Rows from a figure dataset:
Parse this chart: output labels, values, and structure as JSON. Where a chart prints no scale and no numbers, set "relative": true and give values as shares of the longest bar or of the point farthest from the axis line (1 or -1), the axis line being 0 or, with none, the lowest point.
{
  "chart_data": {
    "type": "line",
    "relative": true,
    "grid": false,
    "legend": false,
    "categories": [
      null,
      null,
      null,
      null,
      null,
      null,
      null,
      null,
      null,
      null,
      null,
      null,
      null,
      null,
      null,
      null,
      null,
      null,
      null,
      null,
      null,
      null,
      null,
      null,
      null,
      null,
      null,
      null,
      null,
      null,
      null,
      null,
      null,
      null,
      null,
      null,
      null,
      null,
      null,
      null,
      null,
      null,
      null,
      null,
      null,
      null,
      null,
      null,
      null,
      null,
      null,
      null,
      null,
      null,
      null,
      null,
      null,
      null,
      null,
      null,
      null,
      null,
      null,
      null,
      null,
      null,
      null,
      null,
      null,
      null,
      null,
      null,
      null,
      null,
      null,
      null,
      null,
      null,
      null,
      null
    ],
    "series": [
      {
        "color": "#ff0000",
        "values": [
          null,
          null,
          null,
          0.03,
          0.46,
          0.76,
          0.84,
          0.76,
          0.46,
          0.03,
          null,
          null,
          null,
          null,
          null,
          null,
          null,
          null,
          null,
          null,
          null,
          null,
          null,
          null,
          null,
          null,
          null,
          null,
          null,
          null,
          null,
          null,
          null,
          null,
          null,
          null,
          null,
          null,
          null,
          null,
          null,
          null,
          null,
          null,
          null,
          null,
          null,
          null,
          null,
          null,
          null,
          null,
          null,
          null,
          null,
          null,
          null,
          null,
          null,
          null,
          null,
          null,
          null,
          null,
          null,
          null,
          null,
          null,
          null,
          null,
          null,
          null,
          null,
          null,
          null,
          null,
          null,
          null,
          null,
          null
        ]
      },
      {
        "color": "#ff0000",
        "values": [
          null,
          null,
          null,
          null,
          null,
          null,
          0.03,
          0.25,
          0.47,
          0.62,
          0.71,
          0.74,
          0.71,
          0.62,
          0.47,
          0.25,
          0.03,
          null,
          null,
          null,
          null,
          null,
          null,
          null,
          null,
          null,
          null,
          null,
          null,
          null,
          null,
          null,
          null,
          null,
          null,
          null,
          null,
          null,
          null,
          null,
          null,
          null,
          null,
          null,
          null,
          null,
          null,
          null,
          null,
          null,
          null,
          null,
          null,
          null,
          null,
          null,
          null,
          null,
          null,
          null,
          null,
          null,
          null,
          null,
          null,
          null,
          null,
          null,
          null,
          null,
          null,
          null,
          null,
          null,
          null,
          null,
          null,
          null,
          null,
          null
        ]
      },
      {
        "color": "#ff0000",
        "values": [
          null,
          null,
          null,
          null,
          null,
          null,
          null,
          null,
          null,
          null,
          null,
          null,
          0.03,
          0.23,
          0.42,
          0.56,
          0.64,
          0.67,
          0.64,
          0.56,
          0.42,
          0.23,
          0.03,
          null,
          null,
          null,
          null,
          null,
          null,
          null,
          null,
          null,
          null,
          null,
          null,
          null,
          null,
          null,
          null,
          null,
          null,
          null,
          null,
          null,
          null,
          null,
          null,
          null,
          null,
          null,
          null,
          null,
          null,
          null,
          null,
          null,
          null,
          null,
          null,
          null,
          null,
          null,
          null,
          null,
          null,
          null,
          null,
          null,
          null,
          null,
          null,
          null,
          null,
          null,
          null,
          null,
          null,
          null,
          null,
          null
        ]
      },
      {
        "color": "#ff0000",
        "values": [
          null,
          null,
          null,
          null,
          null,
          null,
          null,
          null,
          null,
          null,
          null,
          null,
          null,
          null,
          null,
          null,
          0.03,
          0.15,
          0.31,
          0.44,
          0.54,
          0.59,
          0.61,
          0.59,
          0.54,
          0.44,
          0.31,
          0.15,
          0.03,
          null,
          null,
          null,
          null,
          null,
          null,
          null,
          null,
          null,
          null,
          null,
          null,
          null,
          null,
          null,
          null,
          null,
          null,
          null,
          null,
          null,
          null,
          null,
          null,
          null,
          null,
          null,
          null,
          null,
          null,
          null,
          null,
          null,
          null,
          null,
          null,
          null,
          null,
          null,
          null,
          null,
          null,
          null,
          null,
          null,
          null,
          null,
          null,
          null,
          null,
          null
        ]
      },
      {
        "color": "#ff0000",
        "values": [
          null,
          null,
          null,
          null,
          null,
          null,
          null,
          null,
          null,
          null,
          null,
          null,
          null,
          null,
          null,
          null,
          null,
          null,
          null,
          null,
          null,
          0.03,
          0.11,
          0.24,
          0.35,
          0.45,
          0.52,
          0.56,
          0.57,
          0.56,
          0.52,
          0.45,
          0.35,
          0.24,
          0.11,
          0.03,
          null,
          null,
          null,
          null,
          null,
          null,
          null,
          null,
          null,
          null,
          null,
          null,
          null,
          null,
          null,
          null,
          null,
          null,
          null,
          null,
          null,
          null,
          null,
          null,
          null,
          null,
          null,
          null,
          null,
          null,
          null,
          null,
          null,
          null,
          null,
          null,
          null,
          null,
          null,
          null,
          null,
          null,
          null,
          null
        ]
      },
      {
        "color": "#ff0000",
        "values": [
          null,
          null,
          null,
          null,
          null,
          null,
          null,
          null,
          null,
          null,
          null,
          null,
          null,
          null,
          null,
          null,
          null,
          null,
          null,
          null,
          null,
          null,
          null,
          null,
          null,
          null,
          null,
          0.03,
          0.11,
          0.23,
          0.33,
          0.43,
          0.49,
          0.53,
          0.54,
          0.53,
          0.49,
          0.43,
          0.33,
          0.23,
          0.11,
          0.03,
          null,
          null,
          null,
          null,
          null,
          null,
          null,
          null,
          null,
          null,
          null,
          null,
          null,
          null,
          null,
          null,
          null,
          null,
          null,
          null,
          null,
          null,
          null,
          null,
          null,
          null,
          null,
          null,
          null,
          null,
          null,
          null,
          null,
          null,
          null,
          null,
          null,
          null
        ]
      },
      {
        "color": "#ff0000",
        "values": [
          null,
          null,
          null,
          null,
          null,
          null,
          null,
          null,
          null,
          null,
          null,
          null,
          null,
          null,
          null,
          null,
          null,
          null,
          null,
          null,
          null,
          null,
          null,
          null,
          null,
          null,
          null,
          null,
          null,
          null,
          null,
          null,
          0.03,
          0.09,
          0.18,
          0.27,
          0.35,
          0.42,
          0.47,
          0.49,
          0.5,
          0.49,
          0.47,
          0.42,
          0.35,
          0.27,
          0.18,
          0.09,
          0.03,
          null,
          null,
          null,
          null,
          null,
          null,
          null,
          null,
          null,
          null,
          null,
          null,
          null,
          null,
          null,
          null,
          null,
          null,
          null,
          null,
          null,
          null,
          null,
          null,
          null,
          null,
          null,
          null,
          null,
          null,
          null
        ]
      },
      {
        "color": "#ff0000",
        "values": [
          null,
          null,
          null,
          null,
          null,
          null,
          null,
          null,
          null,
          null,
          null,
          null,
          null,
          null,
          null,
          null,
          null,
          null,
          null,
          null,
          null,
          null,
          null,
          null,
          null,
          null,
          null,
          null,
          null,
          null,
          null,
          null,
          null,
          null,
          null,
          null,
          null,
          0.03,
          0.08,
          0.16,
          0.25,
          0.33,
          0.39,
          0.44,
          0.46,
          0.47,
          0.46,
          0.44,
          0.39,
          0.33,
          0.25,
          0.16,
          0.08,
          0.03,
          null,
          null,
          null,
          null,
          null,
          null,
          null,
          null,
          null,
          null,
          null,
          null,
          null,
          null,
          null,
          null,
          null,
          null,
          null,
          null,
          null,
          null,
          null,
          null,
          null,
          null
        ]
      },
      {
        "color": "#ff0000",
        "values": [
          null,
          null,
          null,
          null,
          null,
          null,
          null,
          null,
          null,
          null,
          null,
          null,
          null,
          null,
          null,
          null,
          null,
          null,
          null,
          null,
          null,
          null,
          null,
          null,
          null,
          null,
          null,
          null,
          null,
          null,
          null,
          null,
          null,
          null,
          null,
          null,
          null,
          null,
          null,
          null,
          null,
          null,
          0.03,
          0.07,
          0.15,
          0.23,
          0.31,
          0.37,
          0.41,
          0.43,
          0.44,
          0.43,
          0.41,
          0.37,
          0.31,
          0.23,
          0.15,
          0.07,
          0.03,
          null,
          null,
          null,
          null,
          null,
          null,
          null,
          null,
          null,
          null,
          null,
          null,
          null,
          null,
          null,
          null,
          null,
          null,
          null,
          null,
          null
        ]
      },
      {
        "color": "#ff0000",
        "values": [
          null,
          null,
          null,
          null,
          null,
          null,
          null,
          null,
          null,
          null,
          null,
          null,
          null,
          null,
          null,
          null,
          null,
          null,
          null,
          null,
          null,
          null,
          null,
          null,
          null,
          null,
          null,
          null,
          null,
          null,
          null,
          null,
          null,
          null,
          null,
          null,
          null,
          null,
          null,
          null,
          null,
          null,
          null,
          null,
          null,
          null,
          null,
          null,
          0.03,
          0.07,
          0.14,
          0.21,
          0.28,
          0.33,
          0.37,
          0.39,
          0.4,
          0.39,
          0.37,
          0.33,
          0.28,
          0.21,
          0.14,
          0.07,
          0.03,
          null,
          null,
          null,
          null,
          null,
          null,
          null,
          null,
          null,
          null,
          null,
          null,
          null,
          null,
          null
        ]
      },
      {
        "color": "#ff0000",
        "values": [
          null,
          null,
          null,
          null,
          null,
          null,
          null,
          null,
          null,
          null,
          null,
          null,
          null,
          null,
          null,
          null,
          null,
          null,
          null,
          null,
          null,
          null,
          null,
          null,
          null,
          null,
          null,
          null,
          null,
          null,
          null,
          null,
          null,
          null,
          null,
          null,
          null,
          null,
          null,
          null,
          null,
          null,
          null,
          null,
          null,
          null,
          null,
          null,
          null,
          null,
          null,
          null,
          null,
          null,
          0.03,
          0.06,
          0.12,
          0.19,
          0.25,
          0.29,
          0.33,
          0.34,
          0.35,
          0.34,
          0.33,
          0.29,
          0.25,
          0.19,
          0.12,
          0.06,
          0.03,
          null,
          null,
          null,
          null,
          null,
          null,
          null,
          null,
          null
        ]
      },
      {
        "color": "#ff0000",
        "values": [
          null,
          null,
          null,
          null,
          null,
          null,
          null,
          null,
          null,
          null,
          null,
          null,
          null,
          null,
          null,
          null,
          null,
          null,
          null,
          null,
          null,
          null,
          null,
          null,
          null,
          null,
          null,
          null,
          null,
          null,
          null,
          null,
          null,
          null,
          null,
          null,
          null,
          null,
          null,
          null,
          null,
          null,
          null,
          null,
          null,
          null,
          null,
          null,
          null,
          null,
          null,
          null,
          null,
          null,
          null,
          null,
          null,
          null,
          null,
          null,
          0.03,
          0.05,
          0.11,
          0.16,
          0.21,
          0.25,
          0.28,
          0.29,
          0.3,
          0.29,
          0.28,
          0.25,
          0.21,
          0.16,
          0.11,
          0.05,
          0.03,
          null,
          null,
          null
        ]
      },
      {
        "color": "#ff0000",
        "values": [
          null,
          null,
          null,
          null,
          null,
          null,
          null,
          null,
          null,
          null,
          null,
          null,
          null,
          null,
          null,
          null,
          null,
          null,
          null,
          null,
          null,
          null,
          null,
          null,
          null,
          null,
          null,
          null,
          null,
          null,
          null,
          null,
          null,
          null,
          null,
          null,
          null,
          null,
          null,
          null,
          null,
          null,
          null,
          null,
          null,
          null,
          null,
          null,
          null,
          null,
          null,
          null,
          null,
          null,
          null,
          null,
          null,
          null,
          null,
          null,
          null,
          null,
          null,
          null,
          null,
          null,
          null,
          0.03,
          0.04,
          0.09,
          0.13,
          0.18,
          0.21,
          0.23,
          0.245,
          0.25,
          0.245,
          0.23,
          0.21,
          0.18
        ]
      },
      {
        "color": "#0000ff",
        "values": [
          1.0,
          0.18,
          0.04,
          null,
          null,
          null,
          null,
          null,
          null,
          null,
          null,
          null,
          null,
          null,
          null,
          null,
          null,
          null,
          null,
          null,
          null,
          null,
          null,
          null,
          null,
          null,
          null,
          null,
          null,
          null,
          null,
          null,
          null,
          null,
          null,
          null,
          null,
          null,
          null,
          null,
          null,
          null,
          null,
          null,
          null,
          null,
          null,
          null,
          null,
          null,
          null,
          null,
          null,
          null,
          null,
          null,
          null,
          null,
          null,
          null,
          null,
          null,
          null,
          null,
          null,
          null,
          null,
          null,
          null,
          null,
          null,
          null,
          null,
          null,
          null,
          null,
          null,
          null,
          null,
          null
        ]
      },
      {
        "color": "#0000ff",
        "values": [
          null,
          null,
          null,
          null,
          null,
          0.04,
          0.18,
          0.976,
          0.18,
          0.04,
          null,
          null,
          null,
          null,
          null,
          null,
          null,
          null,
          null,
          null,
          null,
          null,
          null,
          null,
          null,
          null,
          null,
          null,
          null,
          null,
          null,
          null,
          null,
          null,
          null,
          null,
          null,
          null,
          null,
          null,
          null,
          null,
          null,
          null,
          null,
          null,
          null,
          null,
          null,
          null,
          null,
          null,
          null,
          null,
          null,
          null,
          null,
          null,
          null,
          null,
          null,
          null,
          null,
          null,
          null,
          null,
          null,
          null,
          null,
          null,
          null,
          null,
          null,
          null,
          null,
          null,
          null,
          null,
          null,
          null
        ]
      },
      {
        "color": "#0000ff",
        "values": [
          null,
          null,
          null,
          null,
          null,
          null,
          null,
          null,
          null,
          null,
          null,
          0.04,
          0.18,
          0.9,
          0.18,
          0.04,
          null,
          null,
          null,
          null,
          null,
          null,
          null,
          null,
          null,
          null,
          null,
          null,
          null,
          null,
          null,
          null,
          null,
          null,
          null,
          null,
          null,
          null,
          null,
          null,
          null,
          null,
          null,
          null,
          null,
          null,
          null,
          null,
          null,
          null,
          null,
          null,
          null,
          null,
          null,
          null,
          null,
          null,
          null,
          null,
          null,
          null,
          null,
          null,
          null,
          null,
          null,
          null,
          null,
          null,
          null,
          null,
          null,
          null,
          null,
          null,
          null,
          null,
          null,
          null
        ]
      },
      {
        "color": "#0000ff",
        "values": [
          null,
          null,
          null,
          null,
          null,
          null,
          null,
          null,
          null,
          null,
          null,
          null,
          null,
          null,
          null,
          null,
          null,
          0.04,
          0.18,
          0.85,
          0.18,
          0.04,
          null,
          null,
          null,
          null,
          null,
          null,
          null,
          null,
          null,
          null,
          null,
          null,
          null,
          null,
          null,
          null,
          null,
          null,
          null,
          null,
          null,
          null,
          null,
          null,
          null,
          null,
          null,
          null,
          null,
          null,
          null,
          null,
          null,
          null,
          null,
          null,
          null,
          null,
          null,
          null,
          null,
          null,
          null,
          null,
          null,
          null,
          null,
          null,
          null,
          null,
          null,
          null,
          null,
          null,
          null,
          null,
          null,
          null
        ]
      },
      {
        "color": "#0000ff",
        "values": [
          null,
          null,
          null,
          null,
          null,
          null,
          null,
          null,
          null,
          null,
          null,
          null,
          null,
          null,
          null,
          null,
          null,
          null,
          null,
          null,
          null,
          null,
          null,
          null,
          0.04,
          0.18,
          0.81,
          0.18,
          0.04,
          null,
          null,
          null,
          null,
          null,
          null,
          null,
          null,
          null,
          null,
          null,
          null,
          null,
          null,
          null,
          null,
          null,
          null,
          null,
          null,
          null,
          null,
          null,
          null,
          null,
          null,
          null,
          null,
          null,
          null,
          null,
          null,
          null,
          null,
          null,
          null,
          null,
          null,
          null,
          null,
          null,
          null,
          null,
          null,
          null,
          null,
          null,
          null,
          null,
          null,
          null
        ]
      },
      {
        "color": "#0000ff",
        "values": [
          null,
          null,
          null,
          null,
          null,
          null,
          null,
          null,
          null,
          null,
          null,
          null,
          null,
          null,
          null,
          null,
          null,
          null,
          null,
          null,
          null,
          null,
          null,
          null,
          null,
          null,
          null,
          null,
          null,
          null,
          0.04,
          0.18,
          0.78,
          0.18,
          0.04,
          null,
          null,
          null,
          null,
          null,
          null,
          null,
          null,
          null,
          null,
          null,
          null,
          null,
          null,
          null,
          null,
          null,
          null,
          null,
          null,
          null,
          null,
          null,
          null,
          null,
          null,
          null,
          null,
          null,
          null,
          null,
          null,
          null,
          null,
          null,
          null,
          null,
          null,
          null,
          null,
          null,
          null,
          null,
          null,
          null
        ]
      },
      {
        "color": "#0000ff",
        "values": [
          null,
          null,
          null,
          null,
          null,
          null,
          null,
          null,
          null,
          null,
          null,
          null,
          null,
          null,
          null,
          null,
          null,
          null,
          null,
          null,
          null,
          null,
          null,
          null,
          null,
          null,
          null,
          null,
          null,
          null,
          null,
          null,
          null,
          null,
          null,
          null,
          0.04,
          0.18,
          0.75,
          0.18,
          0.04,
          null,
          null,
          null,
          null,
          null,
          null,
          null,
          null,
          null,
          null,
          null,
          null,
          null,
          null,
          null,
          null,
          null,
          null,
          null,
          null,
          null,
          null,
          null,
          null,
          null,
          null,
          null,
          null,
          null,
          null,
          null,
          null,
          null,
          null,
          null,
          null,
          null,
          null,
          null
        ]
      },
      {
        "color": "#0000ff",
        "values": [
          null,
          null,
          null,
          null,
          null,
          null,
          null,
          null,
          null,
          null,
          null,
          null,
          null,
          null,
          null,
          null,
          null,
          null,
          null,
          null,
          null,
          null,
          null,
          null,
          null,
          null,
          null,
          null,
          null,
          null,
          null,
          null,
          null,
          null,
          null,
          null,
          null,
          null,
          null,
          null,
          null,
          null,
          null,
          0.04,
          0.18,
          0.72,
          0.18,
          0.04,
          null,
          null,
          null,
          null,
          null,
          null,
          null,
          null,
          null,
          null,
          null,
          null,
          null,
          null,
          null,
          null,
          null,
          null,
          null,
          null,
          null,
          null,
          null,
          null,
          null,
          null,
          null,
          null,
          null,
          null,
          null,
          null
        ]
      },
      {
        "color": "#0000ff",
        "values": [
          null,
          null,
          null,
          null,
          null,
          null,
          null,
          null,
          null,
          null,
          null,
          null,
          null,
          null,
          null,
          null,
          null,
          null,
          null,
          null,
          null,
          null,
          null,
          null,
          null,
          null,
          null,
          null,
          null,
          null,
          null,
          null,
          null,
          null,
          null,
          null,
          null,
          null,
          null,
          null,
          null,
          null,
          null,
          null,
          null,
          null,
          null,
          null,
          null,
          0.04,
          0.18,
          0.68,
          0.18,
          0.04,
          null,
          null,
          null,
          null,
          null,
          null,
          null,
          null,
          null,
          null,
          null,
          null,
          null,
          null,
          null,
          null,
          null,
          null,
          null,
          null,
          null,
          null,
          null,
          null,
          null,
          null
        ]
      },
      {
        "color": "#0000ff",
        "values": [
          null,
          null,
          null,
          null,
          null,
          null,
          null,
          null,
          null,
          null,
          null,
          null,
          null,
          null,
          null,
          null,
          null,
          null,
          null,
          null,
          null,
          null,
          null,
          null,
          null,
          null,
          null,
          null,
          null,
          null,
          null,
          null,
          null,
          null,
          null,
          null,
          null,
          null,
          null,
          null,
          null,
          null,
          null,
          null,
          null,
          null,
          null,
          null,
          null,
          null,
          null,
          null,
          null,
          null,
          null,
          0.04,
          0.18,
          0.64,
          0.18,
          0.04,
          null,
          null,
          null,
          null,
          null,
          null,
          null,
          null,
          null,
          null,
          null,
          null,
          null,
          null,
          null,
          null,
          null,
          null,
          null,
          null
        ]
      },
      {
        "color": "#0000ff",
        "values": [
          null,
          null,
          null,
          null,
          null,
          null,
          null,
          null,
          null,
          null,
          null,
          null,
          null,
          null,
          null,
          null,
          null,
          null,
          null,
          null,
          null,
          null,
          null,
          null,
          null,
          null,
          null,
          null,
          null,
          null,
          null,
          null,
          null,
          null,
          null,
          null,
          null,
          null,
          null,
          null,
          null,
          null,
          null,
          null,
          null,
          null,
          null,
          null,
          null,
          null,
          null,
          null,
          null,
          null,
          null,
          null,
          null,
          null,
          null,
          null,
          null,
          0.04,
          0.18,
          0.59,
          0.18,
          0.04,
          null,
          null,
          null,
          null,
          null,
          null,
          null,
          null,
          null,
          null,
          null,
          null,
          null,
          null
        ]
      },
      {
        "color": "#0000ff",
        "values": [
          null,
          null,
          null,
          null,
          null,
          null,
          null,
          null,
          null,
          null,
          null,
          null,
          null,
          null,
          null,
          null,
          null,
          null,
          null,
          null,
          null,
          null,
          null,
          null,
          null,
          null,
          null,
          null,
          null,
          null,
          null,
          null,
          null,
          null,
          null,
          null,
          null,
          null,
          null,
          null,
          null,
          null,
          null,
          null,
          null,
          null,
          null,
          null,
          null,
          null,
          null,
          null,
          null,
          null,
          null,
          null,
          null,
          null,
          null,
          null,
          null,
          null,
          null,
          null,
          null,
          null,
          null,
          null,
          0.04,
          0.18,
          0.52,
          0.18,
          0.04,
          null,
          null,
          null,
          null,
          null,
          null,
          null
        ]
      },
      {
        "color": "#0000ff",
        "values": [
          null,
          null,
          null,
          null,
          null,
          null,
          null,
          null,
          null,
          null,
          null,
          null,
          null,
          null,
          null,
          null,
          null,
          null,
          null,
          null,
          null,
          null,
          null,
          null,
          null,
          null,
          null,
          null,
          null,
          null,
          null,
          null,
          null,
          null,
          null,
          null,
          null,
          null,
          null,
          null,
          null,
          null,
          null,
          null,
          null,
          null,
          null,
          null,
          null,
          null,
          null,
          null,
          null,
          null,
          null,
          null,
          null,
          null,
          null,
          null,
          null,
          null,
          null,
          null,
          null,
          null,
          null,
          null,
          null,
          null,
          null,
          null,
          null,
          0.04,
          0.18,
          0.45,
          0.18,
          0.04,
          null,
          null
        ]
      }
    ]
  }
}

# Written request
Copy each line of the data above that holds "relative".

# Output of the exercise
Parse this chart: output labels, values, and structure as JSON. Where a chart prints no scale and no numbers, set "relative": true and give values as shares of the longest bar or of the point farthest from the axis line (1 or -1), the axis line being 0 or, with none, the lowest point.
    "relative": true,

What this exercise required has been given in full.